§ Instruction: Retype the whole listing verbatim and keep the pictures out of it.

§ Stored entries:

— Begin —

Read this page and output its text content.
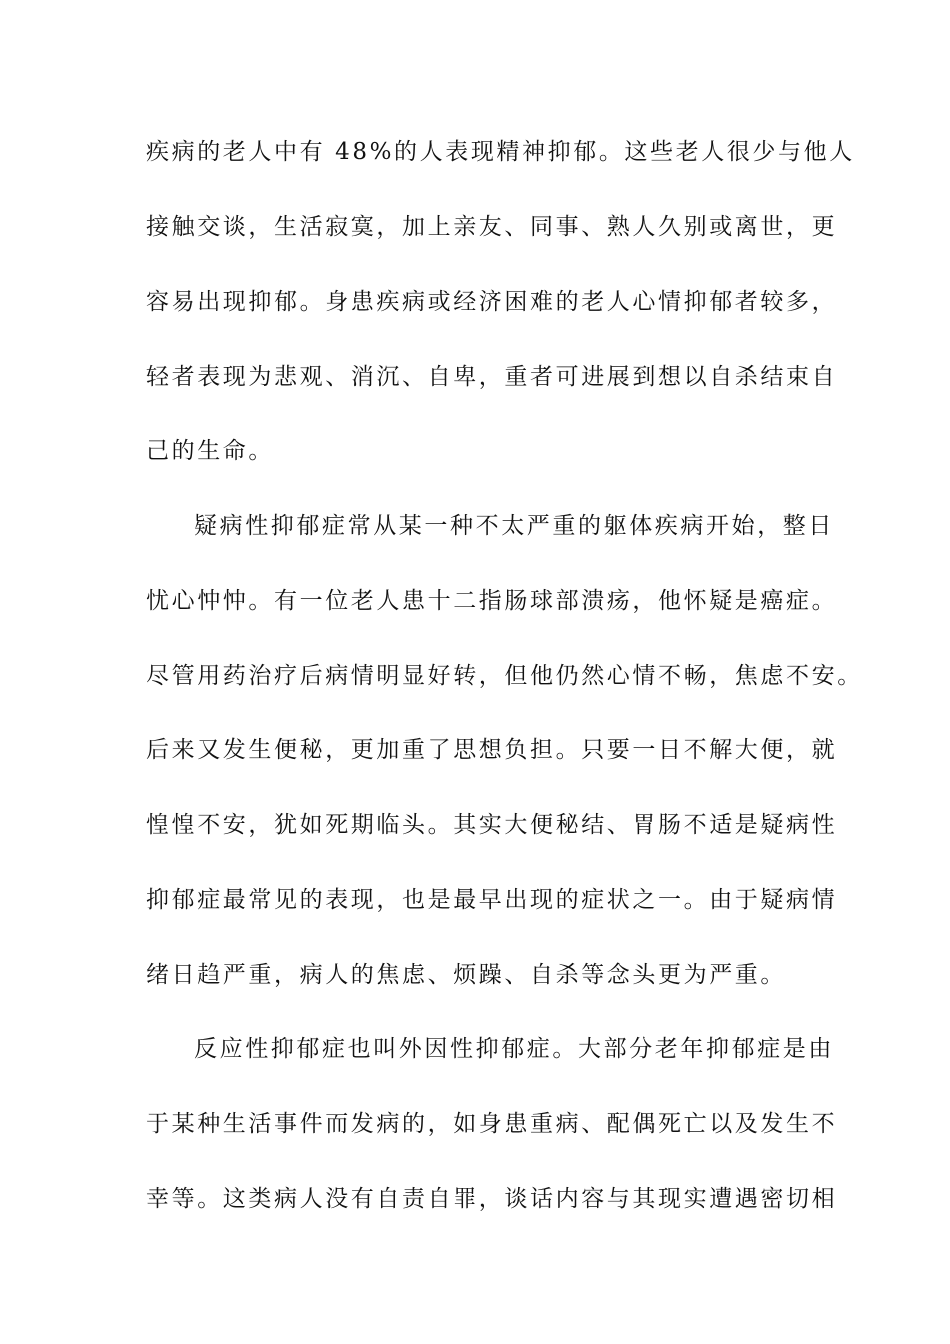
疾病的老人中有 48%的人表现精神抑郁。这些老人很少与他人
接触交谈，生活寂寞，加上亲友、同事、熟人久别或离世，更
容易出现抑郁。身患疾病或经济困难的老人心情抑郁者较多，
轻者表现为悲观、消沉、自卑，重者可进展到想以自杀结束自
己的生命。
疑病性抑郁症常从某一种不太严重的躯体疾病开始，整日
忧心忡忡。有一位老人患十二指肠球部溃疡，他怀疑是癌症。
尽管用药治疗后病情明显好转，但他仍然心情不畅，焦虑不安。
后来又发生便秘，更加重了思想负担。只要一日不解大便，就
惶惶不安，犹如死期临头。其实大便秘结、胃肠不适是疑病性
抑郁症最常见的表现，也是最早出现的症状之一。由于疑病情
绪日趋严重，病人的焦虑、烦躁、自杀等念头更为严重。
反应性抑郁症也叫外因性抑郁症。大部分老年抑郁症是由
于某种生活事件而发病的，如身患重病、配偶死亡以及发生不
幸等。这类病人没有自责自罪，谈话内容与其现实遭遇密切相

— End —

§ Task solution:
Read this page and output its text content.
疾病的老人中有 48%的人表现精神抑郁。这些老人很少与他人
接触交谈，生活寂寞，加上亲友、同事、熟人久别或离世，更
容易出现抑郁。身患疾病或经济困难的老人心情抑郁者较多，
轻者表现为悲观、消沉、自卑，重者可进展到想以自杀结束自
己的生命。
疑病性抑郁症常从某一种不太严重的躯体疾病开始，整日
忧心忡忡。有一位老人患十二指肠球部溃疡，他怀疑是癌症。
尽管用药治疗后病情明显好转，但他仍然心情不畅，焦虑不安。
后来又发生便秘，更加重了思想负担。只要一日不解大便，就
惶惶不安，犹如死期临头。其实大便秘结、胃肠不适是疑病性
抑郁症最常见的表现，也是最早出现的症状之一。由于疑病情
绪日趋严重，病人的焦虑、烦躁、自杀等念头更为严重。
反应性抑郁症也叫外因性抑郁症。大部分老年抑郁症是由
于某种生活事件而发病的，如身患重病、配偶死亡以及发生不
幸等。这类病人没有自责自罪，谈话内容与其现实遭遇密切相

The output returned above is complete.